- **SUPPLIED RECORDS**:

· · ·

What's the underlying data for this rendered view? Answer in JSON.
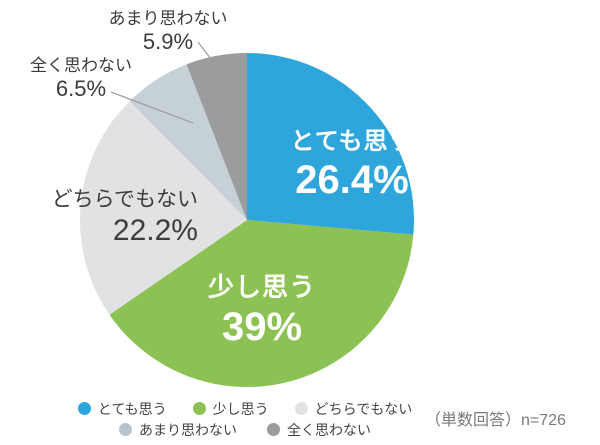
{
  "chart_data": {
    "type": "pie",
    "direction": "clockwise",
    "start_angle_deg": 0,
    "series": [
      {
        "label": "とても思う",
        "value": 26.4,
        "display": "26.4%",
        "color": "#2FA6DB"
      },
      {
        "label": "少し思う",
        "value": 39,
        "display": "39%",
        "color": "#8CC153"
      },
      {
        "label": "どちらでもない",
        "value": 22.2,
        "display": "22.2%",
        "color": "#E2E2E4"
      },
      {
        "label": "全く思わない",
        "value": 6.5,
        "display": "6.5%",
        "color": "#C5D0D7"
      },
      {
        "label": "あまり思わない",
        "value": 5.9,
        "display": "5.9%",
        "color": "#9C9C9E"
      }
    ],
    "legend": [
      {
        "label": "とても思う",
        "color": "#2FA6DB"
      },
      {
        "label": "少し思う",
        "color": "#8CC153"
      },
      {
        "label": "どちらでもない",
        "color": "#E2E2E4"
      },
      {
        "label": "あまり思わない",
        "color": "#B6C4CD"
      },
      {
        "label": "全く思わない",
        "color": "#9B9B9B"
      }
    ],
    "annotation": "（単数回答）n=726"
  }
}
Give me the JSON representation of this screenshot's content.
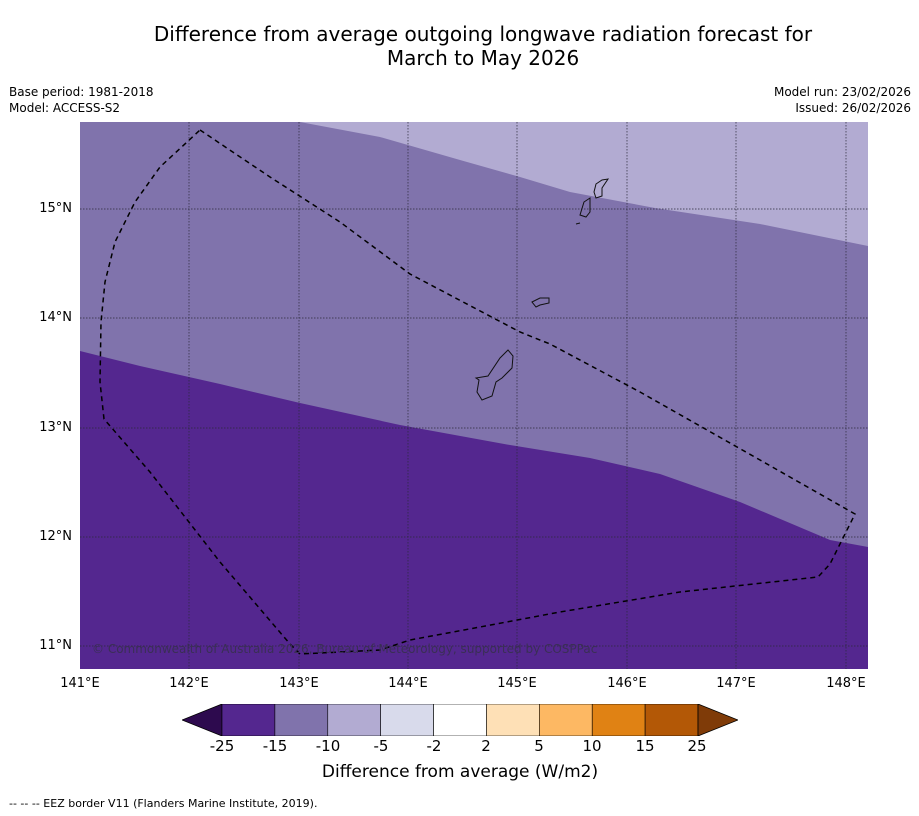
{
  "title_line1": "Difference from average outgoing longwave radiation forecast for",
  "title_line2": "March to May 2026",
  "base_period": "Base period: 1981-2018",
  "model": "Model: ACCESS-S2",
  "model_run": "Model run: 23/02/2026",
  "issued": "Issued: 26/02/2026",
  "lat_labels": [
    "15°N",
    "14°N",
    "13°N",
    "12°N",
    "11°N"
  ],
  "lon_labels": [
    "141°E",
    "142°E",
    "143°E",
    "144°E",
    "145°E",
    "146°E",
    "147°E",
    "148°E"
  ],
  "copyright": "© Commonwealth of Australia 2026, Bureau of Meteorology, supported by COSPPac",
  "colorbar": {
    "ticks": [
      "-25",
      "-15",
      "-10",
      "-5",
      "-2",
      "2",
      "5",
      "10",
      "15",
      "25"
    ],
    "colors": [
      "#2d0a4e",
      "#54278f",
      "#8073ac",
      "#b2abd2",
      "#d8daeb",
      "#ffffff",
      "#fee0b6",
      "#fdb863",
      "#e08214",
      "#b35806",
      "#7f3b08"
    ],
    "label": "Difference from average (W/m2)"
  },
  "map_colors": {
    "band_minus5_to_minus10": "#b2abd2",
    "band_minus10_to_minus15": "#8073ac",
    "band_minus15_to_minus25": "#54278f"
  },
  "footnote": "--  --  -- EEZ border V11 (Flanders Marine Institute, 2019)."
}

· · ·

- **TASK DETAILS**: Copy out every line of the material above that mentions the word "JSON".

- **FULL ANSWER**:
What's the underlying data for this rendered view? Answer in JSON.
Give me the JSON representation of this screenshot's content.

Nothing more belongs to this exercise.